== Records to use

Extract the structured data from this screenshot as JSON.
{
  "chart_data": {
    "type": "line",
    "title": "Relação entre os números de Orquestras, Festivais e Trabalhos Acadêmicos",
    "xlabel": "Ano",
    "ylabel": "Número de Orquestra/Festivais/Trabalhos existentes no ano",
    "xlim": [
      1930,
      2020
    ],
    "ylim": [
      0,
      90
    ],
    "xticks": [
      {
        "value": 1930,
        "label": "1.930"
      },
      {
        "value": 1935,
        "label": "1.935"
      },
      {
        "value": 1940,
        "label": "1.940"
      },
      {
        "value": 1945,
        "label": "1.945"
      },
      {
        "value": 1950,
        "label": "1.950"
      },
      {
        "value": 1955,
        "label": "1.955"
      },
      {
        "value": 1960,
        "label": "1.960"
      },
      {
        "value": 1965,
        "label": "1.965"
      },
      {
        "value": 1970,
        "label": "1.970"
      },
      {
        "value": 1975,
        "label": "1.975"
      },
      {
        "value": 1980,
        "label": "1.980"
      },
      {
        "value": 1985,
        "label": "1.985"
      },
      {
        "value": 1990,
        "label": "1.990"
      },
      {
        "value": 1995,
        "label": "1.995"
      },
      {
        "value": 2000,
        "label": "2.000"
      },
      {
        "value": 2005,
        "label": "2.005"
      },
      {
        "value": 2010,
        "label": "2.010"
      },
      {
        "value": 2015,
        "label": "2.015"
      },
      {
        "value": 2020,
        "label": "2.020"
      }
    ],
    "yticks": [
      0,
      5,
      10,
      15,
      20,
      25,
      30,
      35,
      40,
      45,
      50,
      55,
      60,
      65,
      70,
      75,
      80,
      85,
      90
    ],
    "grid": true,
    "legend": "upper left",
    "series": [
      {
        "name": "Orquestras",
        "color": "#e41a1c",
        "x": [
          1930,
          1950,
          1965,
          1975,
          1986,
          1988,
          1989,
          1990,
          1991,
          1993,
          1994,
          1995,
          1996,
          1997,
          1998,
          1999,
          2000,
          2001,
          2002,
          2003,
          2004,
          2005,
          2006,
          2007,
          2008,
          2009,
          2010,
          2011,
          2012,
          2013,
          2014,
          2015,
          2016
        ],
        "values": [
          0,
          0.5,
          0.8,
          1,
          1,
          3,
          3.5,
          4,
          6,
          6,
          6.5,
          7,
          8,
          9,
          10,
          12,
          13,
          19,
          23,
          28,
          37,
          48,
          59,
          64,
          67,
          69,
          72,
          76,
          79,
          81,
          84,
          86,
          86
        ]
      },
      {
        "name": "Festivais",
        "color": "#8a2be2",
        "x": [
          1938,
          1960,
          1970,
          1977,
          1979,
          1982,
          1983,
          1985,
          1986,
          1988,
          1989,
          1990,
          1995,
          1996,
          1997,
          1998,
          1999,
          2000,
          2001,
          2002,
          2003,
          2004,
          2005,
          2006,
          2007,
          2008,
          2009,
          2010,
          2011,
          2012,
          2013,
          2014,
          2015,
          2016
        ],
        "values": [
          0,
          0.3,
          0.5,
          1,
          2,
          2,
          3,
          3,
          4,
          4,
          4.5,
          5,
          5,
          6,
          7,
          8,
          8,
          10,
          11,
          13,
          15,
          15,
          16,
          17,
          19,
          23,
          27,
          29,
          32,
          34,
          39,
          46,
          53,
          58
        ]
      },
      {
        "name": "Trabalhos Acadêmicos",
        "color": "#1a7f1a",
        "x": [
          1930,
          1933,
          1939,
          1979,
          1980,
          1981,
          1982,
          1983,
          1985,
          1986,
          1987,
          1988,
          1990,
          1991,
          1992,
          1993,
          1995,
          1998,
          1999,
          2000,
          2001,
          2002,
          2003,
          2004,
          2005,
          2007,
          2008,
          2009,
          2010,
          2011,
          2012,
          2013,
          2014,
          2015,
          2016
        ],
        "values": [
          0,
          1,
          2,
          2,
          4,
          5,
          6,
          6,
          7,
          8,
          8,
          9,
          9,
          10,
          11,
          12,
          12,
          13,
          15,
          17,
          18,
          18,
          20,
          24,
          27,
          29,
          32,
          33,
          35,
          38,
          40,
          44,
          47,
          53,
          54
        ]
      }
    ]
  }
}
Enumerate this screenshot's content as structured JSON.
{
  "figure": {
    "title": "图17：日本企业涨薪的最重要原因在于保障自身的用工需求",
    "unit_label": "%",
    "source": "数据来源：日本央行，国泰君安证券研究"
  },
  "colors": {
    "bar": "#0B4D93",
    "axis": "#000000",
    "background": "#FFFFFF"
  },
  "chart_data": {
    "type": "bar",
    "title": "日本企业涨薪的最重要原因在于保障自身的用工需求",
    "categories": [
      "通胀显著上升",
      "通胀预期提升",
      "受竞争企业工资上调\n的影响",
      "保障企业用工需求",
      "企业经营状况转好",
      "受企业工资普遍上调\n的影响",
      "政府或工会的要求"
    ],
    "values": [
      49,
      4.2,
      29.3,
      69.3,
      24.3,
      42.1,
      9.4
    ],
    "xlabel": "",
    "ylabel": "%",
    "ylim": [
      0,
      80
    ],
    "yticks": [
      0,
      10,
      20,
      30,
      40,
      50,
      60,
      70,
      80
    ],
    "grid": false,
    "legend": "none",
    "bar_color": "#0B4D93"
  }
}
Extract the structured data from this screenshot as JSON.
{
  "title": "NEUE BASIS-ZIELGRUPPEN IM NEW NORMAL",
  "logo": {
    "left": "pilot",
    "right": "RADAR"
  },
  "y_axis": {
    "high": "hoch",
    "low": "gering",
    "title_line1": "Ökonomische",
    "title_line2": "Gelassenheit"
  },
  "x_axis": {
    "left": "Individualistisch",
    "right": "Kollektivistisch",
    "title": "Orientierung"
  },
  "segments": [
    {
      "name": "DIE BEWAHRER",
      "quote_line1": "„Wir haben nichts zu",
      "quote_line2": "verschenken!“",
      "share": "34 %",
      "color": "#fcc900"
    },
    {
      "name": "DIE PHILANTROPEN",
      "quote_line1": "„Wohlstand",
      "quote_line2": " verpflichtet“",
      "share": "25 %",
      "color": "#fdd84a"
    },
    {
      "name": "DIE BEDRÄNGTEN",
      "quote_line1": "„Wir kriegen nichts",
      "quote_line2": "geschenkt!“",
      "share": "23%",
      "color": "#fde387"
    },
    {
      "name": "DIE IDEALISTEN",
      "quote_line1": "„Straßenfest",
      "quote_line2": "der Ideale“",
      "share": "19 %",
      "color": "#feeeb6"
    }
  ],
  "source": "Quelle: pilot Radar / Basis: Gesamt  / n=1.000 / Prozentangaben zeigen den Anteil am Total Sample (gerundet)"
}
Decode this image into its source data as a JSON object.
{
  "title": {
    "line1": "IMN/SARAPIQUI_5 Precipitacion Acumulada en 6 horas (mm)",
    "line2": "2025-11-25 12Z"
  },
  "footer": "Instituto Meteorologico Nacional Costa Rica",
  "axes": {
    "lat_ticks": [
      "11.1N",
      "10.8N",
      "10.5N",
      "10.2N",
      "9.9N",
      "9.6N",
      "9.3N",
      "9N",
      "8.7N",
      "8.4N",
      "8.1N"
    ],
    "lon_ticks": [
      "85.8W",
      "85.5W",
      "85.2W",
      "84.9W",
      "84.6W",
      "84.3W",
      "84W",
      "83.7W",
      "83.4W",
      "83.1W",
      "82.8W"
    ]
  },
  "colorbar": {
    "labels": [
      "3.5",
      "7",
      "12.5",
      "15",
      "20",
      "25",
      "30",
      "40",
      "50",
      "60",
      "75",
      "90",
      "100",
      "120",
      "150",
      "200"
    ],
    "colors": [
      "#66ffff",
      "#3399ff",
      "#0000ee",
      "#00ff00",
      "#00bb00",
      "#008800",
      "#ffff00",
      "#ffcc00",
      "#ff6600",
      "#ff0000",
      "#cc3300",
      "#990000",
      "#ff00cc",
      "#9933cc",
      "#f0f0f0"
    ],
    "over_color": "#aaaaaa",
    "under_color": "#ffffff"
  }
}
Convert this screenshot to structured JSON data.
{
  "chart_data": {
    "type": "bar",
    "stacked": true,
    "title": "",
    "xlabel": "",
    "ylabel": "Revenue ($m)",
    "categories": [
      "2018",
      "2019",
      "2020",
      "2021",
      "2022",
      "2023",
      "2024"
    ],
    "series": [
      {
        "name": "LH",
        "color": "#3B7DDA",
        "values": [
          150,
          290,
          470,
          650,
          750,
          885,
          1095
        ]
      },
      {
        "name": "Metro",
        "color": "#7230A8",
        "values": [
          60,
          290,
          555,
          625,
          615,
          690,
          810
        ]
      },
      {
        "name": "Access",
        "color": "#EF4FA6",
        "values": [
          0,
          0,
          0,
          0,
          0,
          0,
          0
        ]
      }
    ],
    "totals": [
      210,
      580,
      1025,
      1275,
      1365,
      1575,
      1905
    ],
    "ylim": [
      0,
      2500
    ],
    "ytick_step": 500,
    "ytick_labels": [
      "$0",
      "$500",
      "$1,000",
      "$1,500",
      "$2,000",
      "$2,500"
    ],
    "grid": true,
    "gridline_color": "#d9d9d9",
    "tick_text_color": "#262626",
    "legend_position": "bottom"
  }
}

====

■ Exercise brief: Copy exactly the lines from the one containing "Convert this screenshot" through the last line of the records, both included, and nothing else.

■ Output of the task:
Convert this screenshot to structured JSON data.
{
  "chart_data": {
    "type": "bar",
    "stacked": true,
    "title": "",
    "xlabel": "",
    "ylabel": "Revenue ($m)",
    "categories": [
      "2018",
      "2019",
      "2020",
      "2021",
      "2022",
      "2023",
      "2024"
    ],
    "series": [
      {
        "name": "LH",
        "color": "#3B7DDA",
        "values": [
          150,
          290,
          470,
          650,
          750,
          885,
          1095
        ]
      },
      {
        "name": "Metro",
        "color": "#7230A8",
        "values": [
          60,
          290,
          555,
          625,
          615,
          690,
          810
        ]
      },
      {
        "name": "Access",
        "color": "#EF4FA6",
        "values": [
          0,
          0,
          0,
          0,
          0,
          0,
          0
        ]
      }
    ],
    "totals": [
      210,
      580,
      1025,
      1275,
      1365,
      1575,
      1905
    ],
    "ylim": [
      0,
      2500
    ],
    "ytick_step": 500,
    "ytick_labels": [
      "$0",
      "$500",
      "$1,000",
      "$1,500",
      "$2,000",
      "$2,500"
    ],
    "grid": true,
    "gridline_color": "#d9d9d9",
    "tick_text_color": "#262626",
    "legend_position": "bottom"
  }
}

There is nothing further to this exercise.